§ **PROBLEM STATEMENT**
Copy every entry exactly as given, minus the images.

§ **MATERIAL FOR THIS EXERCISE**

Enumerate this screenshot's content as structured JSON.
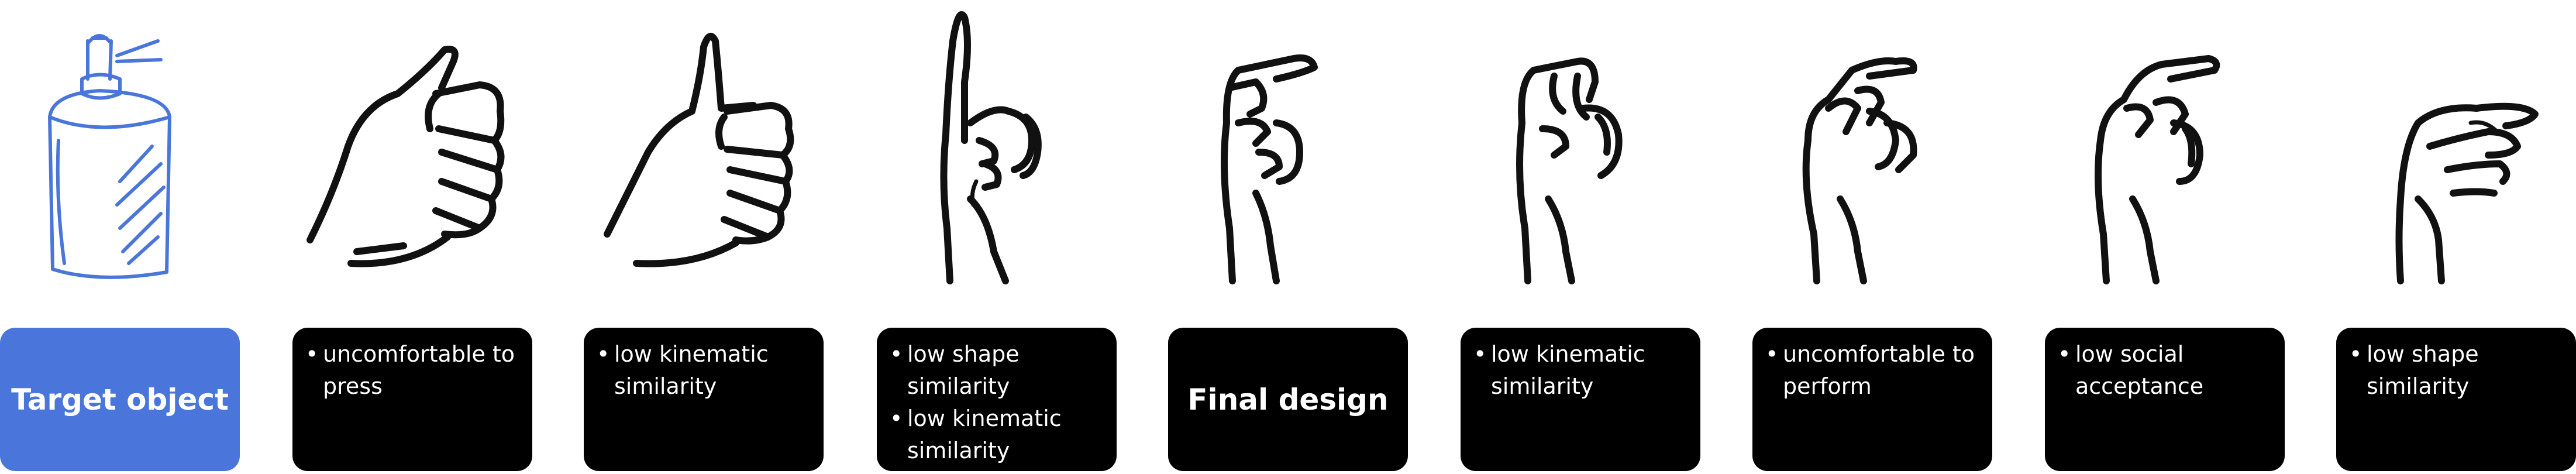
{
  "colors": {
    "accent": "#4a76db",
    "card": "#000000",
    "text": "#ffffff"
  },
  "columns": [
    {
      "icon": "spray-can-icon",
      "title": "Target object",
      "bullets": []
    },
    {
      "icon": "thumbs-up-hand-icon",
      "title": "",
      "bullets": [
        "uncomfortable to\npress"
      ]
    },
    {
      "icon": "thumbs-up-hand-icon",
      "title": "",
      "bullets": [
        "low kinematic\nsimilarity"
      ]
    },
    {
      "icon": "pointing-finger-hand-icon",
      "title": "",
      "bullets": [
        "low shape\nsimilarity",
        "low kinematic\nsimilarity"
      ]
    },
    {
      "icon": "hook-index-hand-icon",
      "title": "Final design",
      "bullets": []
    },
    {
      "icon": "hook-index-hand-icon",
      "title": "",
      "bullets": [
        "low kinematic\nsimilarity"
      ]
    },
    {
      "icon": "hook-index-hand-icon",
      "title": "",
      "bullets": [
        "uncomfortable to\nperform"
      ]
    },
    {
      "icon": "hook-index-hand-icon",
      "title": "",
      "bullets": [
        "low social\nacceptance"
      ]
    },
    {
      "icon": "pinch-hand-icon",
      "title": "",
      "bullets": [
        "low shape\nsimilarity"
      ]
    }
  ]
}
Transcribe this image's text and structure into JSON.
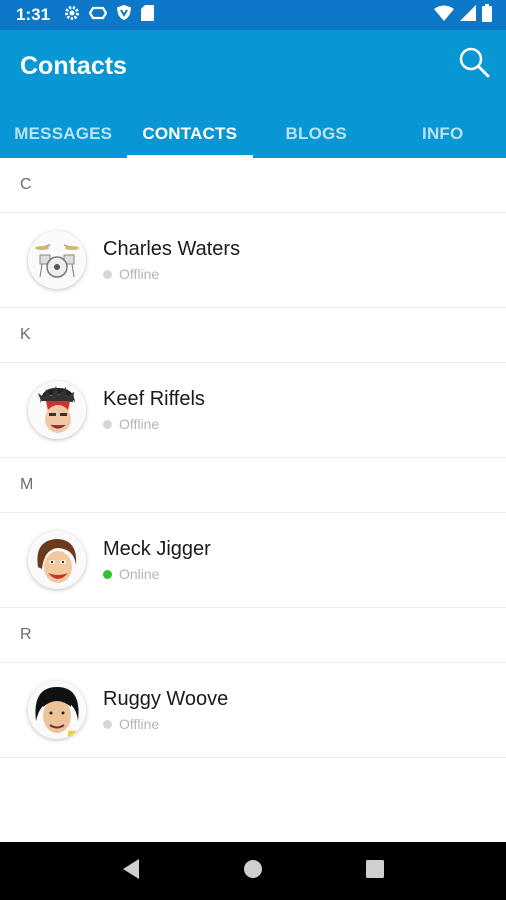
{
  "status_bar": {
    "time": "1:31",
    "left_icons": [
      "gear-icon",
      "sync-icon",
      "shield-icon",
      "sd-card-icon"
    ],
    "right_icons": [
      "wifi-icon",
      "cell-signal-icon",
      "battery-icon"
    ]
  },
  "app_bar": {
    "title": "Contacts",
    "search_icon": "search-icon"
  },
  "tabs": [
    {
      "label": "MESSAGES",
      "active": false
    },
    {
      "label": "CONTACTS",
      "active": true
    },
    {
      "label": "BLOGS",
      "active": false
    },
    {
      "label": "INFO",
      "active": false
    }
  ],
  "sections": [
    {
      "letter": "C",
      "contacts": [
        {
          "name": "Charles Waters",
          "status": "Offline",
          "avatar": "drum-kit"
        }
      ]
    },
    {
      "letter": "K",
      "contacts": [
        {
          "name": "Keef Riffels",
          "status": "Offline",
          "avatar": "caricature"
        }
      ]
    },
    {
      "letter": "M",
      "contacts": [
        {
          "name": "Meck Jigger",
          "status": "Online",
          "avatar": "caricature"
        }
      ]
    },
    {
      "letter": "R",
      "contacts": [
        {
          "name": "Ruggy Woove",
          "status": "Offline",
          "avatar": "caricature"
        }
      ]
    }
  ],
  "colors": {
    "app_bar": "#0896d5",
    "status_bar": "#0d78c8",
    "online": "#2fc42f",
    "offline": "#d6d6d6"
  },
  "nav_bar": [
    "back-icon",
    "home-icon",
    "recents-icon"
  ]
}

§ **WRITTEN ANSWER**
Enumerate this screenshot's content as structured JSON.
{
  "colors": {
    "accent": "#4a76db",
    "card": "#000000",
    "text": "#ffffff"
  },
  "columns": [
    {
      "icon": "spray-can-icon",
      "title": "Target object",
      "bullets": []
    },
    {
      "icon": "thumbs-up-hand-icon",
      "title": "",
      "bullets": [
        "uncomfortable to\npress"
      ]
    },
    {
      "icon": "thumbs-up-hand-icon",
      "title": "",
      "bullets": [
        "low kinematic\nsimilarity"
      ]
    },
    {
      "icon": "pointing-finger-hand-icon",
      "title": "",
      "bullets": [
        "low shape\nsimilarity",
        "low kinematic\nsimilarity"
      ]
    },
    {
      "icon": "hook-index-hand-icon",
      "title": "Final design",
      "bullets": []
    },
    {
      "icon": "hook-index-hand-icon",
      "title": "",
      "bullets": [
        "low kinematic\nsimilarity"
      ]
    },
    {
      "icon": "hook-index-hand-icon",
      "title": "",
      "bullets": [
        "uncomfortable to\nperform"
      ]
    },
    {
      "icon": "hook-index-hand-icon",
      "title": "",
      "bullets": [
        "low social\nacceptance"
      ]
    },
    {
      "icon": "pinch-hand-icon",
      "title": "",
      "bullets": [
        "low shape\nsimilarity"
      ]
    }
  ]
}
Transcribe this image's text and structure into JSON.
{
  "status_bar": {
    "time": "1:31",
    "left_icons": [
      "gear-icon",
      "sync-icon",
      "shield-icon",
      "sd-card-icon"
    ],
    "right_icons": [
      "wifi-icon",
      "cell-signal-icon",
      "battery-icon"
    ]
  },
  "app_bar": {
    "title": "Contacts",
    "search_icon": "search-icon"
  },
  "tabs": [
    {
      "label": "MESSAGES",
      "active": false
    },
    {
      "label": "CONTACTS",
      "active": true
    },
    {
      "label": "BLOGS",
      "active": false
    },
    {
      "label": "INFO",
      "active": false
    }
  ],
  "sections": [
    {
      "letter": "C",
      "contacts": [
        {
          "name": "Charles Waters",
          "status": "Offline",
          "avatar": "drum-kit"
        }
      ]
    },
    {
      "letter": "K",
      "contacts": [
        {
          "name": "Keef Riffels",
          "status": "Offline",
          "avatar": "caricature"
        }
      ]
    },
    {
      "letter": "M",
      "contacts": [
        {
          "name": "Meck Jigger",
          "status": "Online",
          "avatar": "caricature"
        }
      ]
    },
    {
      "letter": "R",
      "contacts": [
        {
          "name": "Ruggy Woove",
          "status": "Offline",
          "avatar": "caricature"
        }
      ]
    }
  ],
  "colors": {
    "app_bar": "#0896d5",
    "status_bar": "#0d78c8",
    "online": "#2fc42f",
    "offline": "#d6d6d6"
  },
  "nav_bar": [
    "back-icon",
    "home-icon",
    "recents-icon"
  ]
}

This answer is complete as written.